[Stored entries]
━━━━━━━━━━
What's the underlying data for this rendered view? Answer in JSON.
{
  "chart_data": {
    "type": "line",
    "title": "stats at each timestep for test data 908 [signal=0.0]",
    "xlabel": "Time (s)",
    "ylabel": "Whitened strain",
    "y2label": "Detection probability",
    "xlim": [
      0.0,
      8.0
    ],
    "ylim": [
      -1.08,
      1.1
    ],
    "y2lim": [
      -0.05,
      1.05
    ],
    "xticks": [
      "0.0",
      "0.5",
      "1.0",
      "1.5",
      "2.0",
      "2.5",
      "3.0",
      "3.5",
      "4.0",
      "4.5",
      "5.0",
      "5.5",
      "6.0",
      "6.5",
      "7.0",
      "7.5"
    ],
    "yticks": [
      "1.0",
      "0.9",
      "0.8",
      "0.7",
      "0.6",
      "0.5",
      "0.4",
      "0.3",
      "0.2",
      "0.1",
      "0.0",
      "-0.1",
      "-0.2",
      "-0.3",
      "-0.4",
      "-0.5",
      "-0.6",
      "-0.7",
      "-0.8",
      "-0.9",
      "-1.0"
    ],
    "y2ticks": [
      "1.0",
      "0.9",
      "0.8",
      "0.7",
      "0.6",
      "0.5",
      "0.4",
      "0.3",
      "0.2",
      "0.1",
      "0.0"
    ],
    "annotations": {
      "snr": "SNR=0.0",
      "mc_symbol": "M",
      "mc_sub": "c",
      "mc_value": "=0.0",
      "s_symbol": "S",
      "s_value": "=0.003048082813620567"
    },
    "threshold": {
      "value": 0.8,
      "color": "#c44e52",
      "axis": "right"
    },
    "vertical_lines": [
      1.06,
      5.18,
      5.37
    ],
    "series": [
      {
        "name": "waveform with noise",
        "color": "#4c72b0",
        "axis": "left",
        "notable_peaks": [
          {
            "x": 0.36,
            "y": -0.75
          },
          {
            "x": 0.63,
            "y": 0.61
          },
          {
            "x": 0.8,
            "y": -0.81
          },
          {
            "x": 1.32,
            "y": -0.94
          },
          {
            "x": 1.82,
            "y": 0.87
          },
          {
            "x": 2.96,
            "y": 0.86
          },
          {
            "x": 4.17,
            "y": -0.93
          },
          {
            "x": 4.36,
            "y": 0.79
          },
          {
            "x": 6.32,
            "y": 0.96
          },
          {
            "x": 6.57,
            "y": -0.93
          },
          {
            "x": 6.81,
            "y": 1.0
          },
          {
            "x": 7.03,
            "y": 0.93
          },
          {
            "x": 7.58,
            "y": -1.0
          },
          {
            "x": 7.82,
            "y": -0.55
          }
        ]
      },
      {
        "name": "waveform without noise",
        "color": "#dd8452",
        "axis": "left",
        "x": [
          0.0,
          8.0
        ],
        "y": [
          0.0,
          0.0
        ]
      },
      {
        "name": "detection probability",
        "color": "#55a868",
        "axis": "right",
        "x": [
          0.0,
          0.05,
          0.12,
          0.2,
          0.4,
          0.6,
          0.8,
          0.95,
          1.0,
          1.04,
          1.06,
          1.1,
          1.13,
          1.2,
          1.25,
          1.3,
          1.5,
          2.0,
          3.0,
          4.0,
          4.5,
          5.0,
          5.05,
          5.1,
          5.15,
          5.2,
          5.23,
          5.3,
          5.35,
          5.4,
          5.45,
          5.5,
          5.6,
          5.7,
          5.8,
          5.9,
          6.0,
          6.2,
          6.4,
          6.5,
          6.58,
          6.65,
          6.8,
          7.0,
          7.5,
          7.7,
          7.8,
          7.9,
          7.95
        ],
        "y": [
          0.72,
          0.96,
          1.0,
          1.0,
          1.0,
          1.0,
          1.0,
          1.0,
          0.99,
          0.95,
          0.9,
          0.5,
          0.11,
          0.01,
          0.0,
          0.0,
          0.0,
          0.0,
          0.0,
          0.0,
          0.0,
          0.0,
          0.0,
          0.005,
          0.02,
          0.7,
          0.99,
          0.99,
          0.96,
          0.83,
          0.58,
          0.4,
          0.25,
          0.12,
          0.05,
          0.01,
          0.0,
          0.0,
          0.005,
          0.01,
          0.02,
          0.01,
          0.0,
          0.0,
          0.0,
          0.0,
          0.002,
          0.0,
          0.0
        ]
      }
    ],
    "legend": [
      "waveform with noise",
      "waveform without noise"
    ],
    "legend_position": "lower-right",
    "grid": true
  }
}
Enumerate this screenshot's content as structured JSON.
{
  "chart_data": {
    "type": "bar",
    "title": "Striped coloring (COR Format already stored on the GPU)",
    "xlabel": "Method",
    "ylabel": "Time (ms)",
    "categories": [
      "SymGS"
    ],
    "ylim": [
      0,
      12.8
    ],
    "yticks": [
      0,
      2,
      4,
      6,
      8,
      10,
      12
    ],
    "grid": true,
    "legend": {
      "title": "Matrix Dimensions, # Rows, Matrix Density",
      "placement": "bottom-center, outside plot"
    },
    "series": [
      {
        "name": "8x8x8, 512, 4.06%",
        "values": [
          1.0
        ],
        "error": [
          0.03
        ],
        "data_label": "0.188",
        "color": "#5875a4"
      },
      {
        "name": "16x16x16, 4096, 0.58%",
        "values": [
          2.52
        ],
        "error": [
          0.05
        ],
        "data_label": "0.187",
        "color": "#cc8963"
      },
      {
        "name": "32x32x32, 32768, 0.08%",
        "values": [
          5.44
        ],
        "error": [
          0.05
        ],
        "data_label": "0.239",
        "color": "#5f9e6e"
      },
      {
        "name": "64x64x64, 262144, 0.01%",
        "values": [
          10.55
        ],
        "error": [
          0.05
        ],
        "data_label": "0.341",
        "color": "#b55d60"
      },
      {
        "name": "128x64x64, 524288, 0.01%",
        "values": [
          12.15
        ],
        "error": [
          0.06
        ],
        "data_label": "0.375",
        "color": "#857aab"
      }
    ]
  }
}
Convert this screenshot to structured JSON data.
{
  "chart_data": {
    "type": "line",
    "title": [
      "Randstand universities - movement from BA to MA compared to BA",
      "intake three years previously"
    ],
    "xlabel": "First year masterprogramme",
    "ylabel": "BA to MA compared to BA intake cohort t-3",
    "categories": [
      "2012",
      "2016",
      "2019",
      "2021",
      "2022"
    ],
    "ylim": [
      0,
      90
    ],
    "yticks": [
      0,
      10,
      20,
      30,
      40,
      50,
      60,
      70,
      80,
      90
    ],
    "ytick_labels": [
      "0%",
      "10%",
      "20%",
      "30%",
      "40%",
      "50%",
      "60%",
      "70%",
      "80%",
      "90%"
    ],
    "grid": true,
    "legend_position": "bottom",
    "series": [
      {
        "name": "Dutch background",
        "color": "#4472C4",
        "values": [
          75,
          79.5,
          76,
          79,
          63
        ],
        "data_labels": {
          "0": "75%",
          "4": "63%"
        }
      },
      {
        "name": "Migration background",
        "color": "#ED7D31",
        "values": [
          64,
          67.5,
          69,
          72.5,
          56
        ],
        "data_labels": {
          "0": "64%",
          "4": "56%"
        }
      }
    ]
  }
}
━━━━━━━━━━
» **Prompt**: Identify the lines of the data that contain the word "xlabel". Copy each of them.

» **Correct output**:
    "xlabel": "Time (s)",
    "xlabel": "Method",
    "xlabel": "First year masterprogramme",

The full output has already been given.